= STATED GOAL =
Print the data that follows exactly.

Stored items
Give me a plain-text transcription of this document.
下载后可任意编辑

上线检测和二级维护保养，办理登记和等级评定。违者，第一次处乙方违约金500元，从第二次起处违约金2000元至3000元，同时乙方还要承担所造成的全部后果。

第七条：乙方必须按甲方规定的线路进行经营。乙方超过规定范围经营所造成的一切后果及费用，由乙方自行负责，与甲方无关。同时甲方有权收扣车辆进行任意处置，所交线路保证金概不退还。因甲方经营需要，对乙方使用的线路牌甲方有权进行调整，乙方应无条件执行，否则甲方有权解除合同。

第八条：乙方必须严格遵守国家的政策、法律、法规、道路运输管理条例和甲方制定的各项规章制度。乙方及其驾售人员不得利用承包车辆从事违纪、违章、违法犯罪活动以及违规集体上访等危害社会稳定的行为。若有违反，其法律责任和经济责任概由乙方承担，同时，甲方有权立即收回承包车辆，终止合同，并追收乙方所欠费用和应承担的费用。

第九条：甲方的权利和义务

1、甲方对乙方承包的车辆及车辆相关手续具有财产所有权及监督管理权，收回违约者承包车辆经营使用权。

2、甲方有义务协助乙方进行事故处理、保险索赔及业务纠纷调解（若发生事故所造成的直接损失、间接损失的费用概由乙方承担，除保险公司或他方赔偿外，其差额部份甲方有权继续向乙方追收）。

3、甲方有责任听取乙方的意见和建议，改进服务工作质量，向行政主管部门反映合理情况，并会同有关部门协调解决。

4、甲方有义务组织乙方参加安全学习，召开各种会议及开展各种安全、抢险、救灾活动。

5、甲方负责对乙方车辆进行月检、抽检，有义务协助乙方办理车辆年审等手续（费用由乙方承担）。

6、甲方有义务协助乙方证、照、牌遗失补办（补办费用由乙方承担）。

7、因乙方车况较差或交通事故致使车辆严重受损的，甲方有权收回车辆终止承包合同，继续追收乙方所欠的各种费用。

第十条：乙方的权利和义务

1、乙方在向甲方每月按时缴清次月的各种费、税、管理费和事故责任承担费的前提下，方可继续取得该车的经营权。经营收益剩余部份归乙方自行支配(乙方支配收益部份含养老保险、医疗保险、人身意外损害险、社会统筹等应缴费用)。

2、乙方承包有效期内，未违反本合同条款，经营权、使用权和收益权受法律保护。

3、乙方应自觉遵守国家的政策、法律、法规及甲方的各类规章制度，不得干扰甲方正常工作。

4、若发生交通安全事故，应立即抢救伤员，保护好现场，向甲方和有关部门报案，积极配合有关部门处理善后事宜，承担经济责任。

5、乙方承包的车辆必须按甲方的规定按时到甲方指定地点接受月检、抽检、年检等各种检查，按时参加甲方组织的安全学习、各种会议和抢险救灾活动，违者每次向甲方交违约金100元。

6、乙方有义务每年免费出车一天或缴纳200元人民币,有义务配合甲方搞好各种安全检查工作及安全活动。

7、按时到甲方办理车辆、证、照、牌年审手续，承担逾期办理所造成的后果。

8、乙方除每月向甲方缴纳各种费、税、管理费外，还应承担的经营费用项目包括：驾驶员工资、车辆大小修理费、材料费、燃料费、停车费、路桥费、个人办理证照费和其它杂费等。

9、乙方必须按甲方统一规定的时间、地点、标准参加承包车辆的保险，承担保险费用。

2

= REPLY TO THE TASK =
Give me a plain-text transcription of this document.
下载后可任意编辑

上线检测和二级维护保养，办理登记和等级评定。违者，第一次处乙方违约金500元，从第二次起处违约金2000元至3000元，同时乙方还要承担所造成的全部后果。

第七条：乙方必须按甲方规定的线路进行经营。乙方超过规定范围经营所造成的一切后果及费用，由乙方自行负责，与甲方无关。同时甲方有权收扣车辆进行任意处置，所交线路保证金概不退还。因甲方经营需要，对乙方使用的线路牌甲方有权进行调整，乙方应无条件执行，否则甲方有权解除合同。

第八条：乙方必须严格遵守国家的政策、法律、法规、道路运输管理条例和甲方制定的各项规章制度。乙方及其驾售人员不得利用承包车辆从事违纪、违章、违法犯罪活动以及违规集体上访等危害社会稳定的行为。若有违反，其法律责任和经济责任概由乙方承担，同时，甲方有权立即收回承包车辆，终止合同，并追收乙方所欠费用和应承担的费用。

第九条：甲方的权利和义务

1、甲方对乙方承包的车辆及车辆相关手续具有财产所有权及监督管理权，收回违约者承包车辆经营使用权。

2、甲方有义务协助乙方进行事故处理、保险索赔及业务纠纷调解（若发生事故所造成的直接损失、间接损失的费用概由乙方承担，除保险公司或他方赔偿外，其差额部份甲方有权继续向乙方追收）。

3、甲方有责任听取乙方的意见和建议，改进服务工作质量，向行政主管部门反映合理情况，并会同有关部门协调解决。

4、甲方有义务组织乙方参加安全学习，召开各种会议及开展各种安全、抢险、救灾活动。

5、甲方负责对乙方车辆进行月检、抽检，有义务协助乙方办理车辆年审等手续（费用由乙方承担）。

6、甲方有义务协助乙方证、照、牌遗失补办（补办费用由乙方承担）。

7、因乙方车况较差或交通事故致使车辆严重受损的，甲方有权收回车辆终止承包合同，继续追收乙方所欠的各种费用。

第十条：乙方的权利和义务

1、乙方在向甲方每月按时缴清次月的各种费、税、管理费和事故责任承担费的前提下，方可继续取得该车的经营权。经营收益剩余部份归乙方自行支配(乙方支配收益部份含养老保险、医疗保险、人身意外损害险、社会统筹等应缴费用)。

2、乙方承包有效期内，未违反本合同条款，经营权、使用权和收益权受法律保护。

3、乙方应自觉遵守国家的政策、法律、法规及甲方的各类规章制度，不得干扰甲方正常工作。

4、若发生交通安全事故，应立即抢救伤员，保护好现场，向甲方和有关部门报案，积极配合有关部门处理善后事宜，承担经济责任。

5、乙方承包的车辆必须按甲方的规定按时到甲方指定地点接受月检、抽检、年检等各种检查，按时参加甲方组织的安全学习、各种会议和抢险救灾活动，违者每次向甲方交违约金100元。

6、乙方有义务每年免费出车一天或缴纳200元人民币,有义务配合甲方搞好各种安全检查工作及安全活动。

7、按时到甲方办理车辆、证、照、牌年审手续，承担逾期办理所造成的后果。

8、乙方除每月向甲方缴纳各种费、税、管理费外，还应承担的经营费用项目包括：驾驶员工资、车辆大小修理费、材料费、燃料费、停车费、路桥费、个人办理证照费和其它杂费等。

9、乙方必须按甲方统一规定的时间、地点、标准参加承包车辆的保险，承担保险费用。

2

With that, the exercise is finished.